**What is expected**. Every entry below must be repeated exactly; skip the pictures.

**Record list**.
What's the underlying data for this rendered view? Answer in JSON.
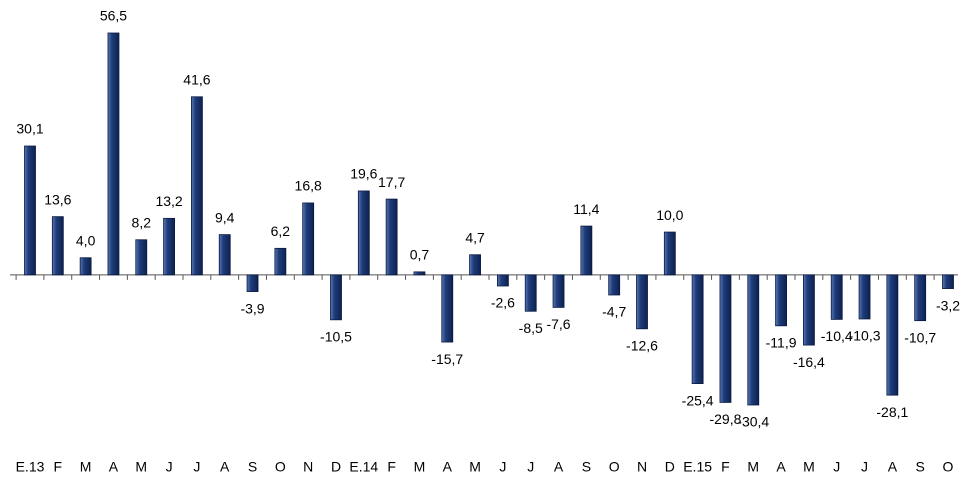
{
  "chart_data": {
    "type": "bar",
    "categories": [
      "E.13",
      "F",
      "M",
      "A",
      "M",
      "J",
      "J",
      "A",
      "S",
      "O",
      "N",
      "D",
      "E.14",
      "F",
      "M",
      "A",
      "M",
      "J",
      "J",
      "A",
      "S",
      "O",
      "N",
      "D",
      "E.15",
      "F",
      "M",
      "A",
      "M",
      "J",
      "J",
      "A",
      "S",
      "O"
    ],
    "values": [
      30.1,
      13.6,
      4.0,
      56.5,
      8.2,
      13.2,
      41.6,
      9.4,
      -3.9,
      6.2,
      16.8,
      -10.5,
      19.6,
      17.7,
      0.7,
      -15.7,
      4.7,
      -2.6,
      -8.5,
      -7.6,
      11.4,
      -4.7,
      -12.6,
      10.0,
      -25.4,
      -29.8,
      -30.4,
      -11.9,
      -16.4,
      -10.4,
      -10.3,
      -28.1,
      -10.7,
      -3.2
    ],
    "value_labels": [
      "30,1",
      "13,6",
      "4,0",
      "56,5",
      "8,2",
      "13,2",
      "41,6",
      "9,4",
      "-3,9",
      "6,2",
      "16,8",
      "-10,5",
      "19,6",
      "17,7",
      "0,7",
      "-15,7",
      "4,7",
      "-2,6",
      "-8,5",
      "-7,6",
      "11,4",
      "-4,7",
      "-12,6",
      "10,0",
      "-25,4",
      "-29,8",
      "-30,4",
      "-11,9",
      "-16,4",
      "-10,4",
      "-10,3",
      "-28,1",
      "-10,7",
      "-3,2"
    ],
    "color": "#1f3d7a"
  }
}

**Finished task**.
What's the underlying data for this rendered view? Answer in JSON.
{
  "chart_data": {
    "type": "bar",
    "categories": [
      "E.13",
      "F",
      "M",
      "A",
      "M",
      "J",
      "J",
      "A",
      "S",
      "O",
      "N",
      "D",
      "E.14",
      "F",
      "M",
      "A",
      "M",
      "J",
      "J",
      "A",
      "S",
      "O",
      "N",
      "D",
      "E.15",
      "F",
      "M",
      "A",
      "M",
      "J",
      "J",
      "A",
      "S",
      "O"
    ],
    "values": [
      30.1,
      13.6,
      4.0,
      56.5,
      8.2,
      13.2,
      41.6,
      9.4,
      -3.9,
      6.2,
      16.8,
      -10.5,
      19.6,
      17.7,
      0.7,
      -15.7,
      4.7,
      -2.6,
      -8.5,
      -7.6,
      11.4,
      -4.7,
      -12.6,
      10.0,
      -25.4,
      -29.8,
      -30.4,
      -11.9,
      -16.4,
      -10.4,
      -10.3,
      -28.1,
      -10.7,
      -3.2
    ],
    "value_labels": [
      "30,1",
      "13,6",
      "4,0",
      "56,5",
      "8,2",
      "13,2",
      "41,6",
      "9,4",
      "-3,9",
      "6,2",
      "16,8",
      "-10,5",
      "19,6",
      "17,7",
      "0,7",
      "-15,7",
      "4,7",
      "-2,6",
      "-8,5",
      "-7,6",
      "11,4",
      "-4,7",
      "-12,6",
      "10,0",
      "-25,4",
      "-29,8",
      "-30,4",
      "-11,9",
      "-16,4",
      "-10,4",
      "-10,3",
      "-28,1",
      "-10,7",
      "-3,2"
    ],
    "color": "#1f3d7a"
  }
}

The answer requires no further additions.